The response must contain every line from the records below that has "Vitamin".

***** Exercise material

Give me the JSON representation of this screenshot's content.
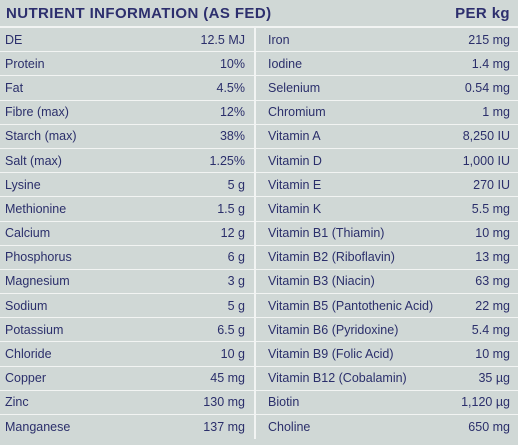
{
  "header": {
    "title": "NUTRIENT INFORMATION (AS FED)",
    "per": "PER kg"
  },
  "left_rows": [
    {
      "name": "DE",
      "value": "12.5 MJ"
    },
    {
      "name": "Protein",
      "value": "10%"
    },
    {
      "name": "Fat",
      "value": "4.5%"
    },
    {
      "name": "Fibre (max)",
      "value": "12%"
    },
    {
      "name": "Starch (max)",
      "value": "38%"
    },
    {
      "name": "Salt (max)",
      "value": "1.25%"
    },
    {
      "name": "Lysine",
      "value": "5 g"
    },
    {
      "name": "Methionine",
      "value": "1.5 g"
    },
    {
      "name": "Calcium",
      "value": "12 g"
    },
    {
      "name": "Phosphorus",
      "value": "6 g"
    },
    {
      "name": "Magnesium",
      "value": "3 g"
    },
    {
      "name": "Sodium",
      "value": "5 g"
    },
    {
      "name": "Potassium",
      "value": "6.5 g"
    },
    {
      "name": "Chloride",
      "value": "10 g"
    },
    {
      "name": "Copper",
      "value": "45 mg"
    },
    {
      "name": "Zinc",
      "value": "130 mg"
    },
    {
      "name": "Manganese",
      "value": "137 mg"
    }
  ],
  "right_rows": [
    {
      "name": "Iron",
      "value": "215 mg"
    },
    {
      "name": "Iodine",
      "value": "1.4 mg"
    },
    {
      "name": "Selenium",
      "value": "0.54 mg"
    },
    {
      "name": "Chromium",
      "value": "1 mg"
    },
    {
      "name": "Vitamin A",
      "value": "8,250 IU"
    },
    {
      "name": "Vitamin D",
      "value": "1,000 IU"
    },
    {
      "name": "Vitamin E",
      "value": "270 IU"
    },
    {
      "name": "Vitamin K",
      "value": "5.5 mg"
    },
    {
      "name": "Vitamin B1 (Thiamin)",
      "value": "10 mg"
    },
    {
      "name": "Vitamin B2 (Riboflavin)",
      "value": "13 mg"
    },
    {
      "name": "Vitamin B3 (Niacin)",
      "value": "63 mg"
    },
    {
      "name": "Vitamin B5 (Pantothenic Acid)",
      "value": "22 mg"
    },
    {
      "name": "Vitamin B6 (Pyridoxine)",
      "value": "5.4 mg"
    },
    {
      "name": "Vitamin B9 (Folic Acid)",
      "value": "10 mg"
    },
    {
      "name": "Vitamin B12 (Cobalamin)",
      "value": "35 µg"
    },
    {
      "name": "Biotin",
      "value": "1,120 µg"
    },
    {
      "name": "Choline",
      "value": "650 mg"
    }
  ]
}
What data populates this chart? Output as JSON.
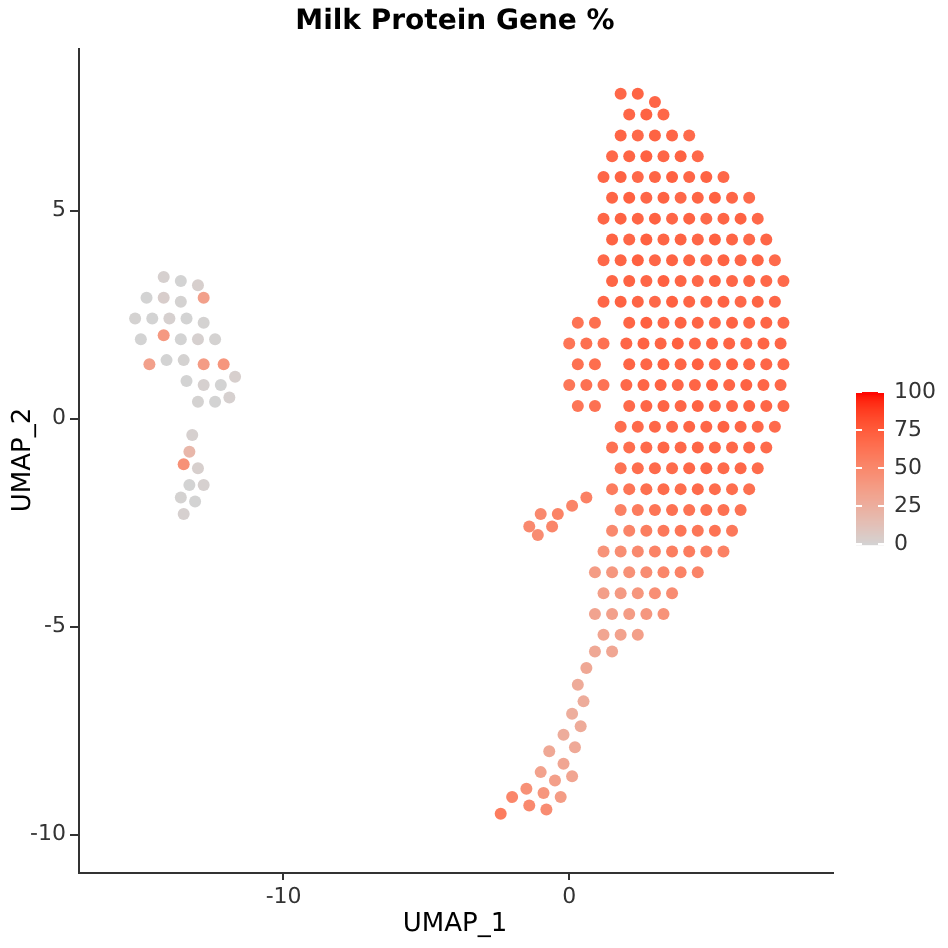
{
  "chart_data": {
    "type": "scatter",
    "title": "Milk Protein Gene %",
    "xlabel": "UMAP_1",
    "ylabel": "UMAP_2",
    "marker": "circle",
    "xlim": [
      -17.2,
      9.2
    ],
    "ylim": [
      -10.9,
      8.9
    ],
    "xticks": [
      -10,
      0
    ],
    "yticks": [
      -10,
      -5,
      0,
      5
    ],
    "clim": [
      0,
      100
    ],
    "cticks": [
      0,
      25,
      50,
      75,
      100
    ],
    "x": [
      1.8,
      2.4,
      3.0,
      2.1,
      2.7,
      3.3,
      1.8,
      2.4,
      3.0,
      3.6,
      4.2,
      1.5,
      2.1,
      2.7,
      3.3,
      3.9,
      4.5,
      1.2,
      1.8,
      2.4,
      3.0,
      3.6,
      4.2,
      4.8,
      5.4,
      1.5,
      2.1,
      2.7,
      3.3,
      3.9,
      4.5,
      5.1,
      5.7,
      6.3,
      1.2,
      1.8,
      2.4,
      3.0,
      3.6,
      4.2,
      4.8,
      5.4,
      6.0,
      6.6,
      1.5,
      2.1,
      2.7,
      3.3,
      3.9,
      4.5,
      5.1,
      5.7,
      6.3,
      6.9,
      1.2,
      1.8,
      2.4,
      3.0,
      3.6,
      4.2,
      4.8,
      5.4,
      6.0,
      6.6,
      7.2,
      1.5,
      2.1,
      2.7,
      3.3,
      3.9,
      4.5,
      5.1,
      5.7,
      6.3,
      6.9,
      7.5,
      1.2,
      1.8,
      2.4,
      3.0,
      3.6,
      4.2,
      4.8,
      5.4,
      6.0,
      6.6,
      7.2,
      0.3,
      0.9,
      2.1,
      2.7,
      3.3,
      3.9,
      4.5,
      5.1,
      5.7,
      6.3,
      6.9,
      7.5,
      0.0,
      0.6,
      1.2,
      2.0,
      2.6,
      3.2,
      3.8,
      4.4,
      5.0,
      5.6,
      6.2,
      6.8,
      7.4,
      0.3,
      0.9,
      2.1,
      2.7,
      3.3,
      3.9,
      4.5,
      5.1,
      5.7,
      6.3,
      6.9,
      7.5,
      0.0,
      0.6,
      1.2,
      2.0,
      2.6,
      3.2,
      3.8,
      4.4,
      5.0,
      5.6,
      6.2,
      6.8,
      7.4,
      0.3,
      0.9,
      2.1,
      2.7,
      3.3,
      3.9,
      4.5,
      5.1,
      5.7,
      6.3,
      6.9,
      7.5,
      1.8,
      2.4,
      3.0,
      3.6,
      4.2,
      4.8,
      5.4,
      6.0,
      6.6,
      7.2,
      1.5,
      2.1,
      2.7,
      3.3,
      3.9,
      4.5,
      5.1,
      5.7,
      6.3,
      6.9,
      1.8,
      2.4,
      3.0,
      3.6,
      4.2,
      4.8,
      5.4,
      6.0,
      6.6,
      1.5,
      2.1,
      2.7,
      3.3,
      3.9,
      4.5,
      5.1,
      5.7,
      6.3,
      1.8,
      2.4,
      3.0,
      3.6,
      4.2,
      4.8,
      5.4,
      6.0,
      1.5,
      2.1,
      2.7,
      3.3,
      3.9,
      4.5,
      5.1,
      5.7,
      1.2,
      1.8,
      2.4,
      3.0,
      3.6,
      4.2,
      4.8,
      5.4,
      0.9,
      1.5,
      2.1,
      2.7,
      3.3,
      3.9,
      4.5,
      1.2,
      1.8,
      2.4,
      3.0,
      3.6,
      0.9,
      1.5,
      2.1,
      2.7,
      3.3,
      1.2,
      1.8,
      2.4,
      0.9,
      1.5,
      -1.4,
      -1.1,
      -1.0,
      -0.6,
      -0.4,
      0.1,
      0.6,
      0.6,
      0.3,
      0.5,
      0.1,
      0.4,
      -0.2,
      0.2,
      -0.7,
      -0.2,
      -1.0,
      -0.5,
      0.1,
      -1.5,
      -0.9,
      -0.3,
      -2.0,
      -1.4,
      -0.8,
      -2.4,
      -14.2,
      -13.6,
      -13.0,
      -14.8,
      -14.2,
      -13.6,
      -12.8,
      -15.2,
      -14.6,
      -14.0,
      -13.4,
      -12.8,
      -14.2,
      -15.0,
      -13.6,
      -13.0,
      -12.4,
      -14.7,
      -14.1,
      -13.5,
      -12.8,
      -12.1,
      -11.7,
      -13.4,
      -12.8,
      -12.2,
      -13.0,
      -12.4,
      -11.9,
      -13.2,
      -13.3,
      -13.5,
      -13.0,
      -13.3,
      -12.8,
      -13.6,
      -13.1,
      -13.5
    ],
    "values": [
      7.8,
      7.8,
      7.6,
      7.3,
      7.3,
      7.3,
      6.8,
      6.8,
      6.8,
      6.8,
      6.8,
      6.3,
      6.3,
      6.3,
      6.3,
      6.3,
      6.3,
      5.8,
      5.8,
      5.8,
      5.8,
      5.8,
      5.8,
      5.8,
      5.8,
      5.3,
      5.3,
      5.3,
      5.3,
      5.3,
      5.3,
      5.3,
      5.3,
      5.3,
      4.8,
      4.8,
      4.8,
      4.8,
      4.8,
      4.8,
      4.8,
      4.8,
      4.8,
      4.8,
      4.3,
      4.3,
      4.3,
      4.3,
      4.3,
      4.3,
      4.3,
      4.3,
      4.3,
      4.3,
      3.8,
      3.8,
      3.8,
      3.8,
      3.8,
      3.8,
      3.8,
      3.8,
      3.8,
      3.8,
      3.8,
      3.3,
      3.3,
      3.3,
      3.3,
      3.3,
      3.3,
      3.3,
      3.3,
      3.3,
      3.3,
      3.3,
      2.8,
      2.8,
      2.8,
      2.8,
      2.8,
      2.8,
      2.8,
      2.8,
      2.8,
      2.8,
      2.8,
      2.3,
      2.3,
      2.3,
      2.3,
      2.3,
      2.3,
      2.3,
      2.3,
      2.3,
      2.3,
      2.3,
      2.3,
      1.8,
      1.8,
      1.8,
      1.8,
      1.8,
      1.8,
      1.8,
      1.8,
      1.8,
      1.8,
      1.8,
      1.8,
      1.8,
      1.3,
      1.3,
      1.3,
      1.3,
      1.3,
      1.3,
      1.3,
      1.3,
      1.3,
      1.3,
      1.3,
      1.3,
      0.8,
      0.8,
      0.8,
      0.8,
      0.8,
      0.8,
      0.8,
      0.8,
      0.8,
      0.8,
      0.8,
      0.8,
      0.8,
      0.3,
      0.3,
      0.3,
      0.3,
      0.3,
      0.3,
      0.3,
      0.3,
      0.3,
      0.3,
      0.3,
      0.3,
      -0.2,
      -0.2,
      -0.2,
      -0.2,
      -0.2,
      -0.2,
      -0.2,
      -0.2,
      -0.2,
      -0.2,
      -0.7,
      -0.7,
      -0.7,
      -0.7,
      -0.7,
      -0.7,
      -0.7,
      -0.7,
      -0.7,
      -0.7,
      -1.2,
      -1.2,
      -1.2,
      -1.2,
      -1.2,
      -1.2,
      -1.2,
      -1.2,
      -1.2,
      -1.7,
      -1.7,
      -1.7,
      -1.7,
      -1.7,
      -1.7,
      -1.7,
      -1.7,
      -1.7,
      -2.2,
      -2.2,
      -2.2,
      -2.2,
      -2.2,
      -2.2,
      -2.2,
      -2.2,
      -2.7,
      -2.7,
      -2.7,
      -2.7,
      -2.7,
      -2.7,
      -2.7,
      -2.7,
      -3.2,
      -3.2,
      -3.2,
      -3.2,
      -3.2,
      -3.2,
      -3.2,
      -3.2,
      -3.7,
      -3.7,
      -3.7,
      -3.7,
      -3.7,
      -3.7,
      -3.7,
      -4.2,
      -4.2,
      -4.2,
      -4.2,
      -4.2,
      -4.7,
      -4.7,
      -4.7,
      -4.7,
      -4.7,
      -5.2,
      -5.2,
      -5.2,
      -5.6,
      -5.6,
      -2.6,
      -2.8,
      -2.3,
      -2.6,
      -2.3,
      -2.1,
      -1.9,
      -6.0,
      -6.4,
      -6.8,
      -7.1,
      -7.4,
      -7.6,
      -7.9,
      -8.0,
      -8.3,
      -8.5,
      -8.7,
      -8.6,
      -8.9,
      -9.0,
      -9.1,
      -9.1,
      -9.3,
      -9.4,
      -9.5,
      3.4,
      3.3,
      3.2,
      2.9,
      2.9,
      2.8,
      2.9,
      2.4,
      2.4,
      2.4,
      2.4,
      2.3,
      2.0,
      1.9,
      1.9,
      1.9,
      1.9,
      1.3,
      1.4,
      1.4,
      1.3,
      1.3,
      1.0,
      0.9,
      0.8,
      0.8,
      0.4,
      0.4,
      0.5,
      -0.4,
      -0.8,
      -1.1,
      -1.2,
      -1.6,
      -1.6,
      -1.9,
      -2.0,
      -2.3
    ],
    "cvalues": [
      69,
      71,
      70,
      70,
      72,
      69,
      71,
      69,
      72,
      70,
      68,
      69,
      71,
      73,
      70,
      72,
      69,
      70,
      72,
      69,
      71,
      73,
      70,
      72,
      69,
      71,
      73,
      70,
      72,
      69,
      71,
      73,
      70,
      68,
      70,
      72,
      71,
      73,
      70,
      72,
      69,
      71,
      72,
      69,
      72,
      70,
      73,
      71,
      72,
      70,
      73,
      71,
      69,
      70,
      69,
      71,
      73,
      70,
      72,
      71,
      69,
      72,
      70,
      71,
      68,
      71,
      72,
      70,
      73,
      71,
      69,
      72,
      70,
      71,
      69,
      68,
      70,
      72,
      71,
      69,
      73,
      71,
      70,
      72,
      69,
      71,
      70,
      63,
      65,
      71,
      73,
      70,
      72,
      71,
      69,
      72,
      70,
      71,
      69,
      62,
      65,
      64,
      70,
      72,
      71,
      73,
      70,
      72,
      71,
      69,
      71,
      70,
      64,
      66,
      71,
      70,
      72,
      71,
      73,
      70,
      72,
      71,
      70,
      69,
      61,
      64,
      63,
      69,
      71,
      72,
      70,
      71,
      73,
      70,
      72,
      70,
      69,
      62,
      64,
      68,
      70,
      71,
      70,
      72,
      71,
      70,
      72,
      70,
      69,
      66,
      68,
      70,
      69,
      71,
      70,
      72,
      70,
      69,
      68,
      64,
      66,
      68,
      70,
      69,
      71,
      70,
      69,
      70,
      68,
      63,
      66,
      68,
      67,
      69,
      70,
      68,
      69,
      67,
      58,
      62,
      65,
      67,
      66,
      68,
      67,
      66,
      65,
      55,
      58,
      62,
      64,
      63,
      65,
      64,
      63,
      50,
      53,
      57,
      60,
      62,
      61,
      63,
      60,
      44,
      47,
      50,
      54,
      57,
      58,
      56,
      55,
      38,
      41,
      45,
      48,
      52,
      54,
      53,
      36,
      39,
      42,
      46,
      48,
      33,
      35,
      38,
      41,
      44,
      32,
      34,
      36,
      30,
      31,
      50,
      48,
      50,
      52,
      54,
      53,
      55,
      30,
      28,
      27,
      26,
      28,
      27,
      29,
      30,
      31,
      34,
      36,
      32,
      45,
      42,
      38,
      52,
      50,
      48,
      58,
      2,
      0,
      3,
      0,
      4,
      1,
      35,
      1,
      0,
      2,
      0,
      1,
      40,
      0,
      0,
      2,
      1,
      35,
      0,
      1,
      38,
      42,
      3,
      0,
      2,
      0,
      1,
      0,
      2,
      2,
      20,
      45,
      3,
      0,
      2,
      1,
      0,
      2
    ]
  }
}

**********

Task answer:
      "name": "Vitamin A",
      "name": "Vitamin D",
      "name": "Vitamin E",
      "name": "Vitamin K",
      "name": "Vitamin B1 (Thiamin)",
      "name": "Vitamin B2 (Riboflavin)",
      "name": "Vitamin B3 (Niacin)",
      "name": "Vitamin B5 (Pantothenic Acid)",
      "name": "Vitamin B6 (Pyridoxine)",
      "name": "Vitamin B9 (Folic Acid)",
      "name": "Vitamin B12 (Cobalamin)",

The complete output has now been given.